◆ **DESCRIPTION OF THE TASK**:
Among the records below, find each line that includes the string "suffix" and copy it.

◆ **INPUT DATA**:
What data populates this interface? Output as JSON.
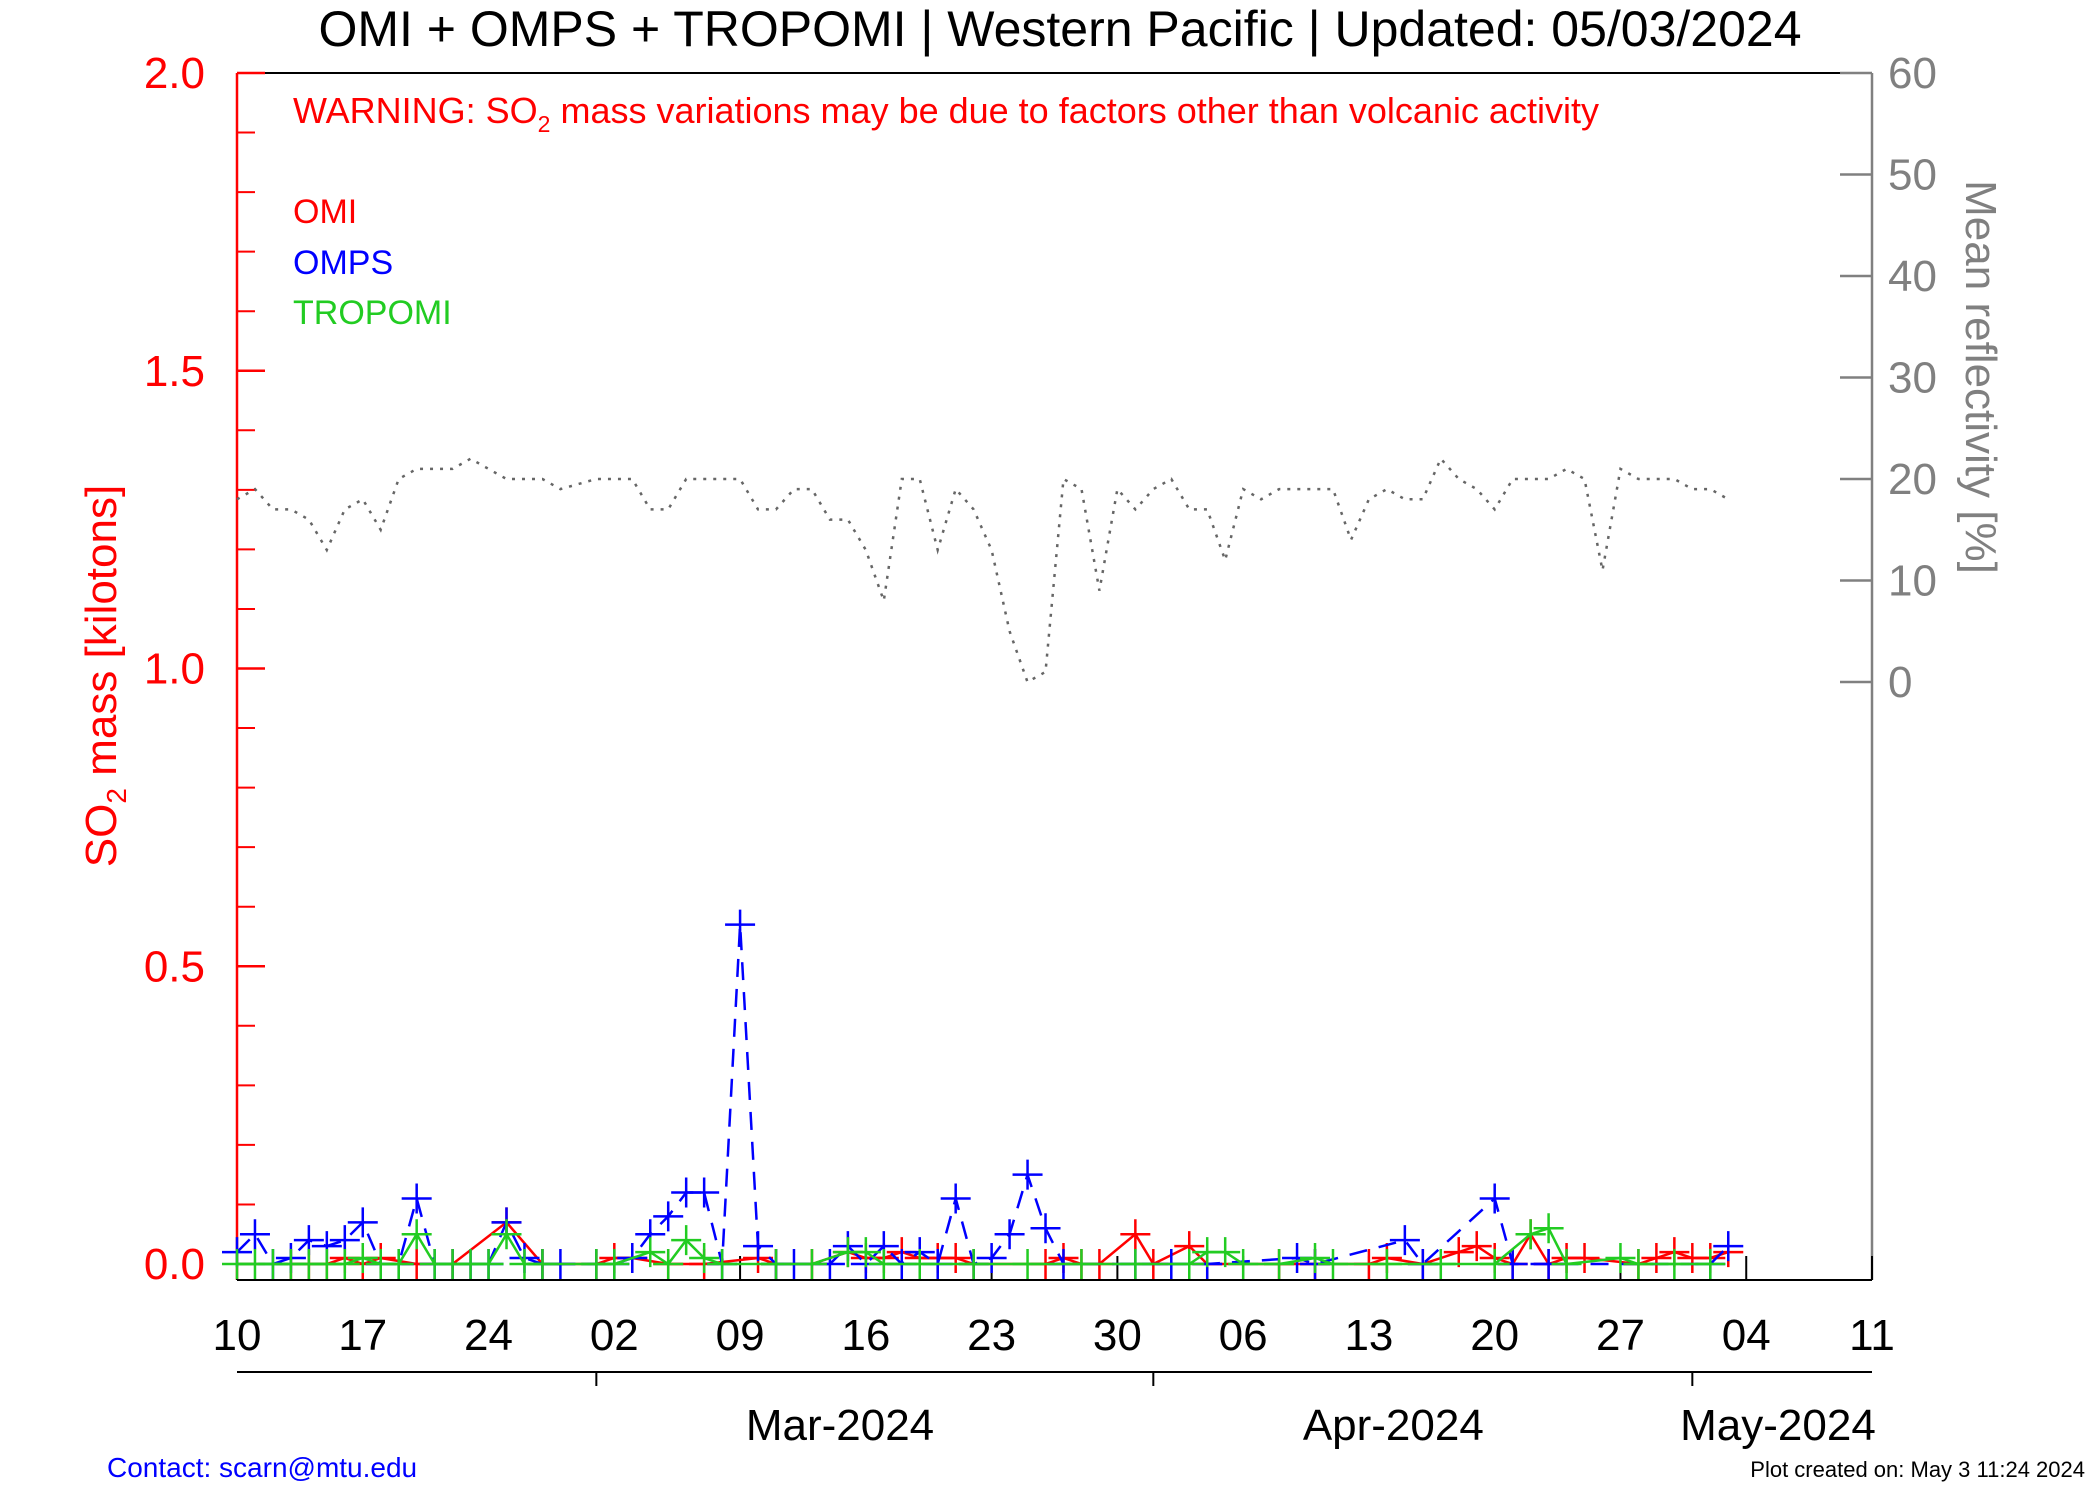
{
  "chart_data": {
    "type": "line",
    "title": "OMI + OMPS + TROPOMI | Western Pacific | Updated: 05/03/2024",
    "warning": {
      "prefix": "WARNING: SO",
      "subscript": "2",
      "suffix": " mass variations may be due to factors other than volcanic activity"
    },
    "ylabel_left": {
      "prefix": "SO",
      "subscript": "2",
      "suffix": " mass [kilotons]"
    },
    "ylabel_right": "Mean reflectivity [%]",
    "ylim_left": [
      0.0,
      2.0
    ],
    "ylim_right": [
      0,
      60
    ],
    "left_ticks": [
      "0.0",
      "0.5",
      "1.0",
      "1.5",
      "2.0"
    ],
    "right_ticks": [
      "0",
      "10",
      "20",
      "30",
      "40",
      "50",
      "60"
    ],
    "x_day_ticks": [
      "10",
      "17",
      "24",
      "02",
      "09",
      "16",
      "23",
      "30",
      "06",
      "13",
      "20",
      "27",
      "04",
      "11"
    ],
    "x_month_labels": [
      "Mar-2024",
      "Apr-2024",
      "May-2024"
    ],
    "x_start": "2024-02-10",
    "x_end": "2024-05-11",
    "legend_position": "top-left",
    "series": [
      {
        "name": "OMI",
        "color": "#ff0000",
        "dash": "solid",
        "points": [
          [
            "2024-02-13",
            0.0
          ],
          [
            "2024-02-14",
            0.0
          ],
          [
            "2024-02-15",
            0.0
          ],
          [
            "2024-02-16",
            0.01
          ],
          [
            "2024-02-17",
            0.0
          ],
          [
            "2024-02-18",
            0.01
          ],
          [
            "2024-02-20",
            0.0
          ],
          [
            "2024-02-22",
            0.0
          ],
          [
            "2024-02-25",
            0.07
          ],
          [
            "2024-02-27",
            0.0
          ],
          [
            "2024-03-01",
            0.0
          ],
          [
            "2024-03-02",
            0.01
          ],
          [
            "2024-03-03",
            0.01
          ],
          [
            "2024-03-05",
            0.0
          ],
          [
            "2024-03-07",
            0.0
          ],
          [
            "2024-03-10",
            0.01
          ],
          [
            "2024-03-11",
            0.0
          ],
          [
            "2024-03-13",
            0.0
          ],
          [
            "2024-03-15",
            0.02
          ],
          [
            "2024-03-16",
            0.01
          ],
          [
            "2024-03-17",
            0.01
          ],
          [
            "2024-03-18",
            0.02
          ],
          [
            "2024-03-19",
            0.01
          ],
          [
            "2024-03-20",
            0.01
          ],
          [
            "2024-03-21",
            0.01
          ],
          [
            "2024-03-22",
            0.0
          ],
          [
            "2024-03-26",
            0.0
          ],
          [
            "2024-03-27",
            0.01
          ],
          [
            "2024-03-28",
            0.0
          ],
          [
            "2024-03-29",
            0.0
          ],
          [
            "2024-03-31",
            0.05
          ],
          [
            "2024-04-01",
            0.0
          ],
          [
            "2024-04-03",
            0.03
          ],
          [
            "2024-04-04",
            0.0
          ],
          [
            "2024-04-08",
            0.0
          ],
          [
            "2024-04-10",
            0.0
          ],
          [
            "2024-04-13",
            0.0
          ],
          [
            "2024-04-14",
            0.01
          ],
          [
            "2024-04-16",
            0.0
          ],
          [
            "2024-04-18",
            0.02
          ],
          [
            "2024-04-19",
            0.03
          ],
          [
            "2024-04-20",
            0.01
          ],
          [
            "2024-04-21",
            0.0
          ],
          [
            "2024-04-22",
            0.05
          ],
          [
            "2024-04-23",
            0.0
          ],
          [
            "2024-04-24",
            0.01
          ],
          [
            "2024-04-25",
            0.01
          ],
          [
            "2024-04-28",
            0.0
          ],
          [
            "2024-04-29",
            0.01
          ],
          [
            "2024-04-30",
            0.02
          ],
          [
            "2024-05-01",
            0.01
          ],
          [
            "2024-05-02",
            0.01
          ],
          [
            "2024-05-03",
            0.02
          ]
        ]
      },
      {
        "name": "OMPS",
        "color": "#0000ff",
        "dash": "dashed",
        "points": [
          [
            "2024-02-10",
            0.02
          ],
          [
            "2024-02-11",
            0.05
          ],
          [
            "2024-02-12",
            0.0
          ],
          [
            "2024-02-13",
            0.01
          ],
          [
            "2024-02-14",
            0.04
          ],
          [
            "2024-02-15",
            0.03
          ],
          [
            "2024-02-16",
            0.04
          ],
          [
            "2024-02-17",
            0.07
          ],
          [
            "2024-02-18",
            0.0
          ],
          [
            "2024-02-19",
            0.0
          ],
          [
            "2024-02-20",
            0.11
          ],
          [
            "2024-02-21",
            0.0
          ],
          [
            "2024-02-22",
            0.0
          ],
          [
            "2024-02-23",
            0.0
          ],
          [
            "2024-02-24",
            0.0
          ],
          [
            "2024-02-25",
            0.07
          ],
          [
            "2024-02-26",
            0.01
          ],
          [
            "2024-02-27",
            0.0
          ],
          [
            "2024-02-28",
            0.0
          ],
          [
            "2024-03-01",
            0.0
          ],
          [
            "2024-03-02",
            0.0
          ],
          [
            "2024-03-03",
            0.01
          ],
          [
            "2024-03-04",
            0.05
          ],
          [
            "2024-03-05",
            0.08
          ],
          [
            "2024-03-06",
            0.12
          ],
          [
            "2024-03-07",
            0.12
          ],
          [
            "2024-03-08",
            0.0
          ],
          [
            "2024-03-09",
            0.57
          ],
          [
            "2024-03-10",
            0.03
          ],
          [
            "2024-03-11",
            0.0
          ],
          [
            "2024-03-12",
            0.0
          ],
          [
            "2024-03-14",
            0.0
          ],
          [
            "2024-03-15",
            0.03
          ],
          [
            "2024-03-16",
            0.0
          ],
          [
            "2024-03-17",
            0.03
          ],
          [
            "2024-03-18",
            0.0
          ],
          [
            "2024-03-19",
            0.02
          ],
          [
            "2024-03-20",
            0.0
          ],
          [
            "2024-03-21",
            0.11
          ],
          [
            "2024-03-22",
            0.0
          ],
          [
            "2024-03-23",
            0.01
          ],
          [
            "2024-03-24",
            0.05
          ],
          [
            "2024-03-25",
            0.15
          ],
          [
            "2024-03-26",
            0.06
          ],
          [
            "2024-03-27",
            0.0
          ],
          [
            "2024-03-31",
            0.0
          ],
          [
            "2024-04-02",
            0.0
          ],
          [
            "2024-04-04",
            0.0
          ],
          [
            "2024-04-09",
            0.01
          ],
          [
            "2024-04-10",
            0.0
          ],
          [
            "2024-04-15",
            0.04
          ],
          [
            "2024-04-16",
            0.0
          ],
          [
            "2024-04-20",
            0.11
          ],
          [
            "2024-04-21",
            0.0
          ],
          [
            "2024-04-23",
            0.0
          ],
          [
            "2024-05-02",
            0.0
          ],
          [
            "2024-05-03",
            0.03
          ]
        ]
      },
      {
        "name": "TROPOMI",
        "color": "#22cc22",
        "dash": "solid",
        "points": [
          [
            "2024-02-10",
            0.0
          ],
          [
            "2024-02-11",
            0.0
          ],
          [
            "2024-02-12",
            0.0
          ],
          [
            "2024-02-13",
            0.0
          ],
          [
            "2024-02-14",
            0.0
          ],
          [
            "2024-02-15",
            0.0
          ],
          [
            "2024-02-16",
            0.0
          ],
          [
            "2024-02-17",
            0.01
          ],
          [
            "2024-02-18",
            0.0
          ],
          [
            "2024-02-19",
            0.0
          ],
          [
            "2024-02-20",
            0.05
          ],
          [
            "2024-02-21",
            0.0
          ],
          [
            "2024-02-22",
            0.0
          ],
          [
            "2024-02-23",
            0.0
          ],
          [
            "2024-02-24",
            0.0
          ],
          [
            "2024-02-25",
            0.05
          ],
          [
            "2024-02-26",
            0.0
          ],
          [
            "2024-02-27",
            0.0
          ],
          [
            "2024-03-01",
            0.0
          ],
          [
            "2024-03-02",
            0.0
          ],
          [
            "2024-03-04",
            0.02
          ],
          [
            "2024-03-05",
            0.0
          ],
          [
            "2024-03-06",
            0.04
          ],
          [
            "2024-03-07",
            0.01
          ],
          [
            "2024-03-08",
            0.0
          ],
          [
            "2024-03-11",
            0.0
          ],
          [
            "2024-03-13",
            0.0
          ],
          [
            "2024-03-15",
            0.02
          ],
          [
            "2024-03-16",
            0.02
          ],
          [
            "2024-03-17",
            0.0
          ],
          [
            "2024-03-19",
            0.0
          ],
          [
            "2024-03-22",
            0.0
          ],
          [
            "2024-03-25",
            0.0
          ],
          [
            "2024-03-28",
            0.0
          ],
          [
            "2024-03-31",
            0.0
          ],
          [
            "2024-04-03",
            0.0
          ],
          [
            "2024-04-04",
            0.02
          ],
          [
            "2024-04-05",
            0.02
          ],
          [
            "2024-04-06",
            0.0
          ],
          [
            "2024-04-08",
            0.0
          ],
          [
            "2024-04-10",
            0.01
          ],
          [
            "2024-04-11",
            0.0
          ],
          [
            "2024-04-14",
            0.0
          ],
          [
            "2024-04-17",
            0.0
          ],
          [
            "2024-04-20",
            0.0
          ],
          [
            "2024-04-22",
            0.05
          ],
          [
            "2024-04-23",
            0.06
          ],
          [
            "2024-04-24",
            0.0
          ],
          [
            "2024-04-27",
            0.01
          ],
          [
            "2024-04-28",
            0.0
          ],
          [
            "2024-04-30",
            0.0
          ],
          [
            "2024-05-02",
            0.0
          ]
        ]
      },
      {
        "name": "Mean reflectivity",
        "color": "#666666",
        "dash": "dotted",
        "axis": "right",
        "points": [
          [
            "2024-02-10",
            18
          ],
          [
            "2024-02-11",
            19
          ],
          [
            "2024-02-12",
            17
          ],
          [
            "2024-02-13",
            17
          ],
          [
            "2024-02-14",
            16
          ],
          [
            "2024-02-15",
            13
          ],
          [
            "2024-02-16",
            17
          ],
          [
            "2024-02-17",
            18
          ],
          [
            "2024-02-18",
            15
          ],
          [
            "2024-02-19",
            20
          ],
          [
            "2024-02-20",
            21
          ],
          [
            "2024-02-21",
            21
          ],
          [
            "2024-02-22",
            21
          ],
          [
            "2024-02-23",
            22
          ],
          [
            "2024-02-24",
            21
          ],
          [
            "2024-02-25",
            20
          ],
          [
            "2024-02-26",
            20
          ],
          [
            "2024-02-27",
            20
          ],
          [
            "2024-02-28",
            19
          ],
          [
            "2024-03-01",
            20
          ],
          [
            "2024-03-02",
            20
          ],
          [
            "2024-03-03",
            20
          ],
          [
            "2024-03-04",
            17
          ],
          [
            "2024-03-05",
            17
          ],
          [
            "2024-03-06",
            20
          ],
          [
            "2024-03-07",
            20
          ],
          [
            "2024-03-08",
            20
          ],
          [
            "2024-03-09",
            20
          ],
          [
            "2024-03-10",
            17
          ],
          [
            "2024-03-11",
            17
          ],
          [
            "2024-03-12",
            19
          ],
          [
            "2024-03-13",
            19
          ],
          [
            "2024-03-14",
            16
          ],
          [
            "2024-03-15",
            16
          ],
          [
            "2024-03-16",
            13
          ],
          [
            "2024-03-17",
            8
          ],
          [
            "2024-03-18",
            20
          ],
          [
            "2024-03-19",
            20
          ],
          [
            "2024-03-20",
            13
          ],
          [
            "2024-03-21",
            19
          ],
          [
            "2024-03-22",
            17
          ],
          [
            "2024-03-23",
            13
          ],
          [
            "2024-03-24",
            5
          ],
          [
            "2024-03-25",
            0
          ],
          [
            "2024-03-26",
            1
          ],
          [
            "2024-03-27",
            20
          ],
          [
            "2024-03-28",
            19
          ],
          [
            "2024-03-29",
            9
          ],
          [
            "2024-03-30",
            19
          ],
          [
            "2024-03-31",
            17
          ],
          [
            "2024-04-01",
            19
          ],
          [
            "2024-04-02",
            20
          ],
          [
            "2024-04-03",
            17
          ],
          [
            "2024-04-04",
            17
          ],
          [
            "2024-04-05",
            12
          ],
          [
            "2024-04-06",
            19
          ],
          [
            "2024-04-07",
            18
          ],
          [
            "2024-04-08",
            19
          ],
          [
            "2024-04-09",
            19
          ],
          [
            "2024-04-10",
            19
          ],
          [
            "2024-04-11",
            19
          ],
          [
            "2024-04-12",
            14
          ],
          [
            "2024-04-13",
            18
          ],
          [
            "2024-04-14",
            19
          ],
          [
            "2024-04-15",
            18
          ],
          [
            "2024-04-16",
            18
          ],
          [
            "2024-04-17",
            22
          ],
          [
            "2024-04-18",
            20
          ],
          [
            "2024-04-19",
            19
          ],
          [
            "2024-04-20",
            17
          ],
          [
            "2024-04-21",
            20
          ],
          [
            "2024-04-22",
            20
          ],
          [
            "2024-04-23",
            20
          ],
          [
            "2024-04-24",
            21
          ],
          [
            "2024-04-25",
            20
          ],
          [
            "2024-04-26",
            11
          ],
          [
            "2024-04-27",
            21
          ],
          [
            "2024-04-28",
            20
          ],
          [
            "2024-04-29",
            20
          ],
          [
            "2024-04-30",
            20
          ],
          [
            "2024-05-01",
            19
          ],
          [
            "2024-05-02",
            19
          ],
          [
            "2024-05-03",
            18
          ]
        ]
      }
    ]
  },
  "footer": {
    "contact": "Contact: scarn@mtu.edu",
    "created": "Plot created on: May  3 11:24 2024"
  }
}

◆ **ANSWER TO THE TASK**:
      "suffix": " mass variations may be due to factors other than volcanic activity"
      "suffix": " mass [kilotons]"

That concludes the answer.